Requirements: Pull out the lines from the one containing "Decode this image" through the final line of the listing below and repeat them exactly. Leave the pictures behind.

(Data records)
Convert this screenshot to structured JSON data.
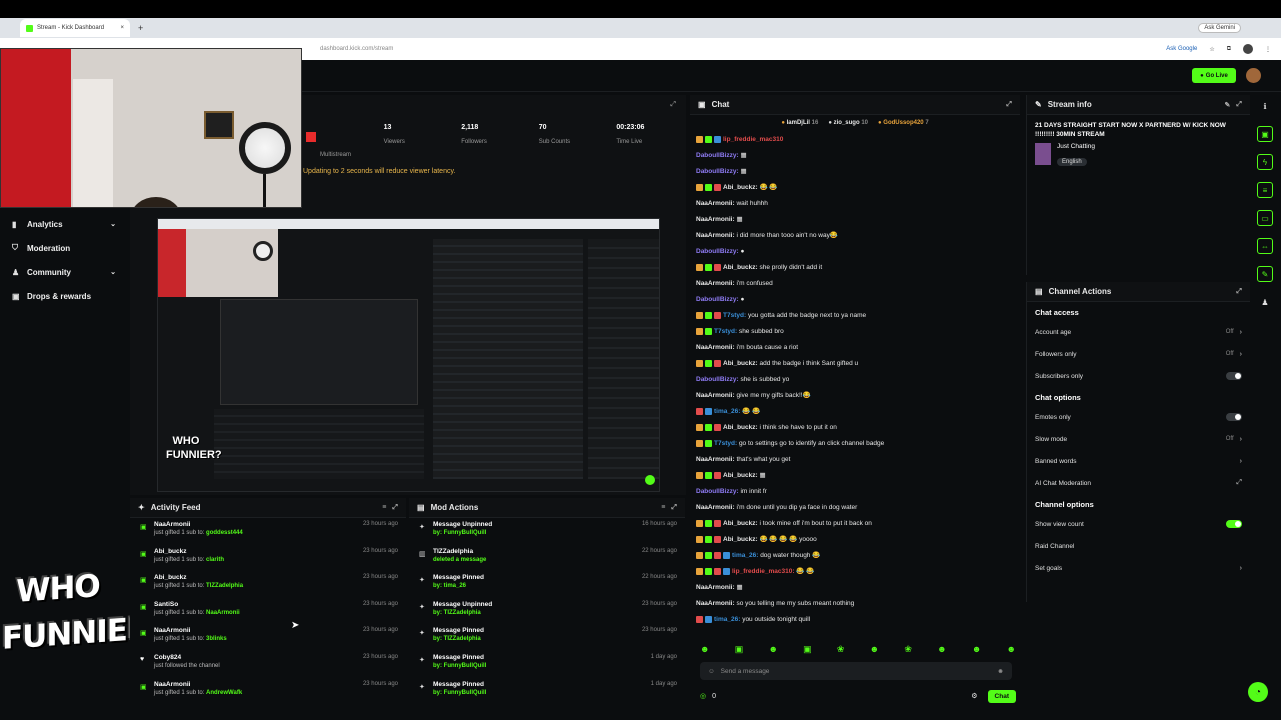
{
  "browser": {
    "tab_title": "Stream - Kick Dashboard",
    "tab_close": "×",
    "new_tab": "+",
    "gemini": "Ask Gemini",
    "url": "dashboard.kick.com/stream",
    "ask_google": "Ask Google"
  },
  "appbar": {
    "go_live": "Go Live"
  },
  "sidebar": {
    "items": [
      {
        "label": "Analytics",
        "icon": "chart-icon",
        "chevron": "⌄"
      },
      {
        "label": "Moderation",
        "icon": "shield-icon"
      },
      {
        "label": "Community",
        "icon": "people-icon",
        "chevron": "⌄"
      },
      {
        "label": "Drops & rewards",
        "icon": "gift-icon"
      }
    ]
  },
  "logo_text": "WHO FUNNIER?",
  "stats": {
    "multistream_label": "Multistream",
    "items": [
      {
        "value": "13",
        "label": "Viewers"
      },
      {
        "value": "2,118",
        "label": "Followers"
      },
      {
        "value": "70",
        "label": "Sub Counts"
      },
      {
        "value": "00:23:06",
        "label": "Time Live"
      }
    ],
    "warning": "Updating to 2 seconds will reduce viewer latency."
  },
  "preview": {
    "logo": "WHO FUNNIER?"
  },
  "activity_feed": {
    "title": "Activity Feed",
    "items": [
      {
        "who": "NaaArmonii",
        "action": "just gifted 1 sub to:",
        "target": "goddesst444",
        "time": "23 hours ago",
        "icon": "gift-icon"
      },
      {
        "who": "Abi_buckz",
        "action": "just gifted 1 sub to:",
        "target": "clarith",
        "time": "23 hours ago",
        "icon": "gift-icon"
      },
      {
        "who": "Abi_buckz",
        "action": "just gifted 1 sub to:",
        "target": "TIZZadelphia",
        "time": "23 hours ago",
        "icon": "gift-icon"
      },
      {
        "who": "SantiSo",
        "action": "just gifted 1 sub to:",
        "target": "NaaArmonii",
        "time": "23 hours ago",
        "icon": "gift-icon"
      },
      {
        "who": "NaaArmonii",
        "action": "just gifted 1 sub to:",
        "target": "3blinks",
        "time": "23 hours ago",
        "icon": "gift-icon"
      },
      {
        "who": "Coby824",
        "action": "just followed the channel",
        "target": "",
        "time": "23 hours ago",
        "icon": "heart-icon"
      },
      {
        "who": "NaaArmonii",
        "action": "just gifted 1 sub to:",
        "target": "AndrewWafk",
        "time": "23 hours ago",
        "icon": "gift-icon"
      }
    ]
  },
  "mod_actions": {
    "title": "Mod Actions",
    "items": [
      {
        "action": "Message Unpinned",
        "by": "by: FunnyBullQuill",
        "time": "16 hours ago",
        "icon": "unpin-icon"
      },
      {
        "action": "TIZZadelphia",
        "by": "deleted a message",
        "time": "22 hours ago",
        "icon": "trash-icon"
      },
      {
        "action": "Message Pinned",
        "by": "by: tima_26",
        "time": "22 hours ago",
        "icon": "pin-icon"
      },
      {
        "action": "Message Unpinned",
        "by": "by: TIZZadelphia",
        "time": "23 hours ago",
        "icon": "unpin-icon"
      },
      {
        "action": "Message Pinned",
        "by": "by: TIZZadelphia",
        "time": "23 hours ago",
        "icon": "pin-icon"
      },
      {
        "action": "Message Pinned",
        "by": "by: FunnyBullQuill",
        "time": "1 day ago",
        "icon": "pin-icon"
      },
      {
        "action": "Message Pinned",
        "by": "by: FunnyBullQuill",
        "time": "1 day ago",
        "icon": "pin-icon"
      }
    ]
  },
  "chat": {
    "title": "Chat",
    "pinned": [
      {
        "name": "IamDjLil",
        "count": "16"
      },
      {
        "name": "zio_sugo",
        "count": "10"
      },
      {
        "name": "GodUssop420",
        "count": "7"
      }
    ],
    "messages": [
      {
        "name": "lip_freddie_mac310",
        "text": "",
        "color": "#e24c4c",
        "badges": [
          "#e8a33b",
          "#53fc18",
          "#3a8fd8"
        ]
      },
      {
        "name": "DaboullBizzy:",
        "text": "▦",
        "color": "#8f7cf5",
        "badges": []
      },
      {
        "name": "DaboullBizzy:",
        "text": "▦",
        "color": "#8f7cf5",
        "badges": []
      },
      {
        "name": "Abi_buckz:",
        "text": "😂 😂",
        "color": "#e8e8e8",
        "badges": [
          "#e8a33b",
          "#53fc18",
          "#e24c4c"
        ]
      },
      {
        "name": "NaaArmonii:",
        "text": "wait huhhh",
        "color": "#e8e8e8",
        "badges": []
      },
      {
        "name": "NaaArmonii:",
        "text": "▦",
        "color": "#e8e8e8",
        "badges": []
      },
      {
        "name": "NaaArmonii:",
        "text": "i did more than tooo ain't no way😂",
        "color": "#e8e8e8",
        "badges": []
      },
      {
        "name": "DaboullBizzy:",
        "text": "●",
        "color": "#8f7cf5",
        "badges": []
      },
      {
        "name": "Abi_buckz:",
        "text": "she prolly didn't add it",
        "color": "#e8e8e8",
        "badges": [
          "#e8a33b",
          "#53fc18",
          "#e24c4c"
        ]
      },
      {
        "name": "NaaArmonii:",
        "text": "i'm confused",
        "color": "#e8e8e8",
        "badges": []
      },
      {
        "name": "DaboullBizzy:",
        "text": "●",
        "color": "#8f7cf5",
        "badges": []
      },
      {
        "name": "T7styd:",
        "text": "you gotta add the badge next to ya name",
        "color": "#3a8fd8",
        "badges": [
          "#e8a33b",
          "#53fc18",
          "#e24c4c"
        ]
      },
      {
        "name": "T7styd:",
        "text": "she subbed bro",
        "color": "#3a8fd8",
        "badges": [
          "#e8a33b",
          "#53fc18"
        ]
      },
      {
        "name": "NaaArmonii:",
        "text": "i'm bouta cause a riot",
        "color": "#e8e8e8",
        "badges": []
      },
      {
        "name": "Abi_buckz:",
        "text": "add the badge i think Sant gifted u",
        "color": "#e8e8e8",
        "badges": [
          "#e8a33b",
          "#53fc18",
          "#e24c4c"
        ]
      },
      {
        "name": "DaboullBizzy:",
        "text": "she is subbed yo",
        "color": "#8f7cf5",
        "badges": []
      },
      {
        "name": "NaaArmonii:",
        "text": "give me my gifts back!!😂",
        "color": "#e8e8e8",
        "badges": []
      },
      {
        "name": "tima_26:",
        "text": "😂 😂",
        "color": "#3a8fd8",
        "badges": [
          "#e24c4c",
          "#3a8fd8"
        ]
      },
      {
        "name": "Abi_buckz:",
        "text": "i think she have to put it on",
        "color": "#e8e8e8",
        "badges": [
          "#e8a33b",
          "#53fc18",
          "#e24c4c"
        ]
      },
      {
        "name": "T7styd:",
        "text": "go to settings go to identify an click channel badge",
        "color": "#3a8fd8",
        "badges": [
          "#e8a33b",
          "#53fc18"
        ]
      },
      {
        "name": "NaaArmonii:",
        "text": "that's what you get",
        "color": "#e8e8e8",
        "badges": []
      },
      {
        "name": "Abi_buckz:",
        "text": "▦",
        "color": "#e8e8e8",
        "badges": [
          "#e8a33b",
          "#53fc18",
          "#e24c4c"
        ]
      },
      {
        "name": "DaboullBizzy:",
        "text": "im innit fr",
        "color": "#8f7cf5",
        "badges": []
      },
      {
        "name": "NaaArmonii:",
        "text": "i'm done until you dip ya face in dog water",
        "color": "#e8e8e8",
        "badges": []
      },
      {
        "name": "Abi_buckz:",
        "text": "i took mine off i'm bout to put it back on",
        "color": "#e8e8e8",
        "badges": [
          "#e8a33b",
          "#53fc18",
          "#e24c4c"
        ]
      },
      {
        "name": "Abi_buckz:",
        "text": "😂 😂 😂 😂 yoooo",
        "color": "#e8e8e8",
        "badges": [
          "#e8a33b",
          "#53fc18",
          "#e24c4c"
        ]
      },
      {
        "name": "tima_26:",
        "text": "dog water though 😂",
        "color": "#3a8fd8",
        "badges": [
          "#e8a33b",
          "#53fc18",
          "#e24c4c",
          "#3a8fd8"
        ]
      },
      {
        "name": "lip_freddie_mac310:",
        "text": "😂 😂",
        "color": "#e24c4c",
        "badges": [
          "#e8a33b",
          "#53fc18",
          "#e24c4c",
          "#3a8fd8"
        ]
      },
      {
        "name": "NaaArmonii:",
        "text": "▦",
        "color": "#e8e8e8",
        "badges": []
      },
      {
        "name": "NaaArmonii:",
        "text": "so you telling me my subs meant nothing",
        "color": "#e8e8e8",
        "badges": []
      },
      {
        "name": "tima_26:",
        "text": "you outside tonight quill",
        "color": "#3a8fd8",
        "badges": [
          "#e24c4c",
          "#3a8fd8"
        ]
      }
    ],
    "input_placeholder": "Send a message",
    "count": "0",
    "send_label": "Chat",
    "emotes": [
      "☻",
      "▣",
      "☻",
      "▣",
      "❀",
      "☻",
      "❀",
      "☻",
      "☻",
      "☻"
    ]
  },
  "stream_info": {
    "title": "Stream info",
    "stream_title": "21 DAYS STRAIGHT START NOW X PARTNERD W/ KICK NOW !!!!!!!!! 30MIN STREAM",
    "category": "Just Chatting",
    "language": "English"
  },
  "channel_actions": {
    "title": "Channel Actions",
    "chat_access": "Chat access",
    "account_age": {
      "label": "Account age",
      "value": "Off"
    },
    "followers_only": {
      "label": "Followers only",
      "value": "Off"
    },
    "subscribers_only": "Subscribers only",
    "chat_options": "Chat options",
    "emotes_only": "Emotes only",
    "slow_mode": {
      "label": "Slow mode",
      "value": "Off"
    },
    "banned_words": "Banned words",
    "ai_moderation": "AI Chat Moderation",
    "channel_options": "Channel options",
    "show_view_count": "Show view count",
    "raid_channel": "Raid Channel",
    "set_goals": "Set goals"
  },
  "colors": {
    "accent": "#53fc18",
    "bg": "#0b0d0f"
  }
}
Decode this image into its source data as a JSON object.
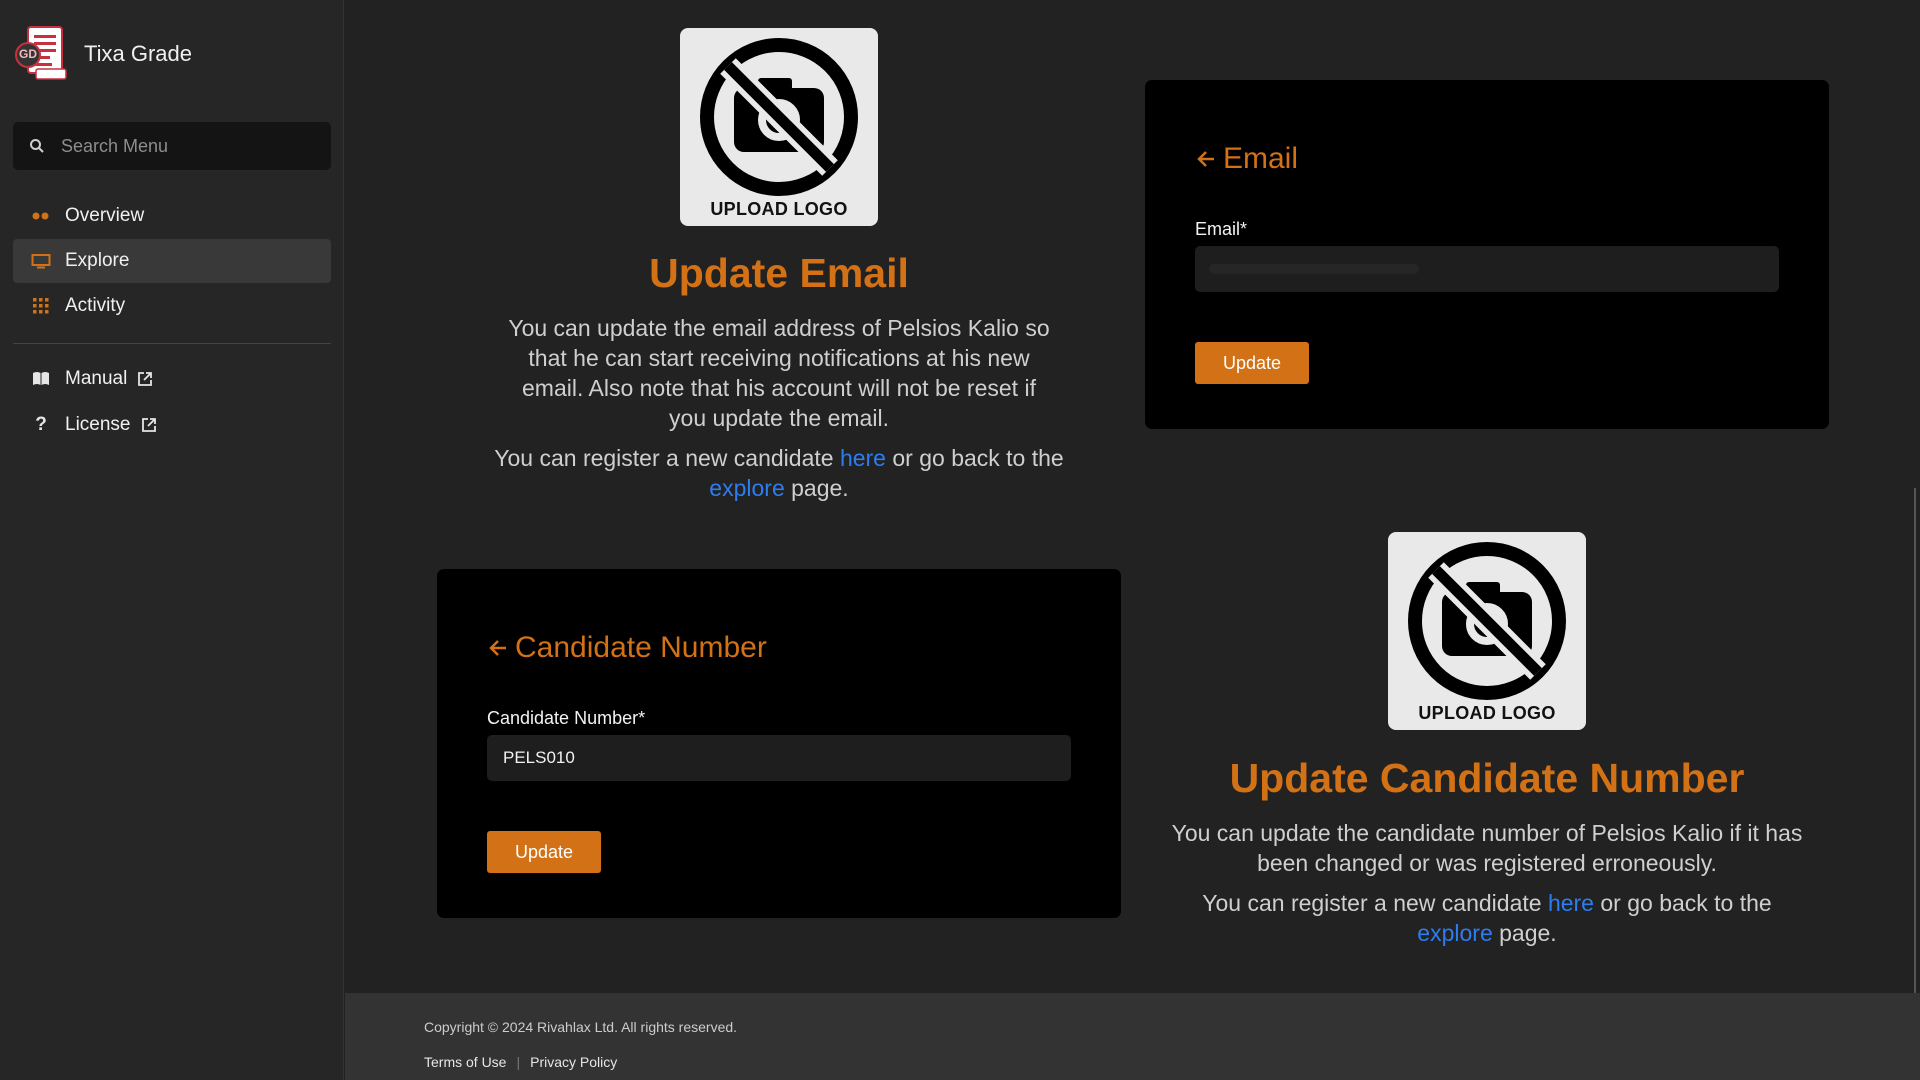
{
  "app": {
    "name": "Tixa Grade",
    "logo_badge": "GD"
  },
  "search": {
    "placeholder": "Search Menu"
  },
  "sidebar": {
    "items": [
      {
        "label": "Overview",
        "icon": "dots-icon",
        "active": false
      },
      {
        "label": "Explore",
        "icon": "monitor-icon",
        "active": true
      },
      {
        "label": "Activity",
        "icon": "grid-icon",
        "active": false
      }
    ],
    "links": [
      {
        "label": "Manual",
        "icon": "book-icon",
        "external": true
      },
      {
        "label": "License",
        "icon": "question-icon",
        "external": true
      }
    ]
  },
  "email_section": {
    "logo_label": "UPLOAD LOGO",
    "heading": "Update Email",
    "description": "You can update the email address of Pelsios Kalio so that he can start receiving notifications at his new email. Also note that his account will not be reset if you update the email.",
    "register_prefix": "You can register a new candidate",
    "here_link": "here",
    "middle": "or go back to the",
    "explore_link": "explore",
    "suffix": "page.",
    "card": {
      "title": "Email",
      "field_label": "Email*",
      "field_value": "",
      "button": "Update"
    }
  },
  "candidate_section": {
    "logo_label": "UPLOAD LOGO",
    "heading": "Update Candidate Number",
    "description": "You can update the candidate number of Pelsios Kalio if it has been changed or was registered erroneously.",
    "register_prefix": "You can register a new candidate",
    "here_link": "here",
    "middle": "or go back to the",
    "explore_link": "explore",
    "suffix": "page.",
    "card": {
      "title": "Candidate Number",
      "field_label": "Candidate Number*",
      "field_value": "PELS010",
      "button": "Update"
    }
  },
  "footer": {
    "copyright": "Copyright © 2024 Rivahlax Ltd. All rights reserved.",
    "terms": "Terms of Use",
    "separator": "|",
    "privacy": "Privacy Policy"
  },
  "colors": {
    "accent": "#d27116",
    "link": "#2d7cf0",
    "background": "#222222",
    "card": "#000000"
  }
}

Completed task:
Decode this image into its source data as a JSON object.
{
  "app": {
    "name": "Tixa Grade",
    "logo_badge": "GD"
  },
  "search": {
    "placeholder": "Search Menu"
  },
  "sidebar": {
    "items": [
      {
        "label": "Overview",
        "icon": "dots-icon",
        "active": false
      },
      {
        "label": "Explore",
        "icon": "monitor-icon",
        "active": true
      },
      {
        "label": "Activity",
        "icon": "grid-icon",
        "active": false
      }
    ],
    "links": [
      {
        "label": "Manual",
        "icon": "book-icon",
        "external": true
      },
      {
        "label": "License",
        "icon": "question-icon",
        "external": true
      }
    ]
  },
  "email_section": {
    "logo_label": "UPLOAD LOGO",
    "heading": "Update Email",
    "description": "You can update the email address of Pelsios Kalio so that he can start receiving notifications at his new email. Also note that his account will not be reset if you update the email.",
    "register_prefix": "You can register a new candidate",
    "here_link": "here",
    "middle": "or go back to the",
    "explore_link": "explore",
    "suffix": "page.",
    "card": {
      "title": "Email",
      "field_label": "Email*",
      "field_value": "",
      "button": "Update"
    }
  },
  "candidate_section": {
    "logo_label": "UPLOAD LOGO",
    "heading": "Update Candidate Number",
    "description": "You can update the candidate number of Pelsios Kalio if it has been changed or was registered erroneously.",
    "register_prefix": "You can register a new candidate",
    "here_link": "here",
    "middle": "or go back to the",
    "explore_link": "explore",
    "suffix": "page.",
    "card": {
      "title": "Candidate Number",
      "field_label": "Candidate Number*",
      "field_value": "PELS010",
      "button": "Update"
    }
  },
  "footer": {
    "copyright": "Copyright © 2024 Rivahlax Ltd. All rights reserved.",
    "terms": "Terms of Use",
    "separator": "|",
    "privacy": "Privacy Policy"
  },
  "colors": {
    "accent": "#d27116",
    "link": "#2d7cf0",
    "background": "#222222",
    "card": "#000000"
  }
}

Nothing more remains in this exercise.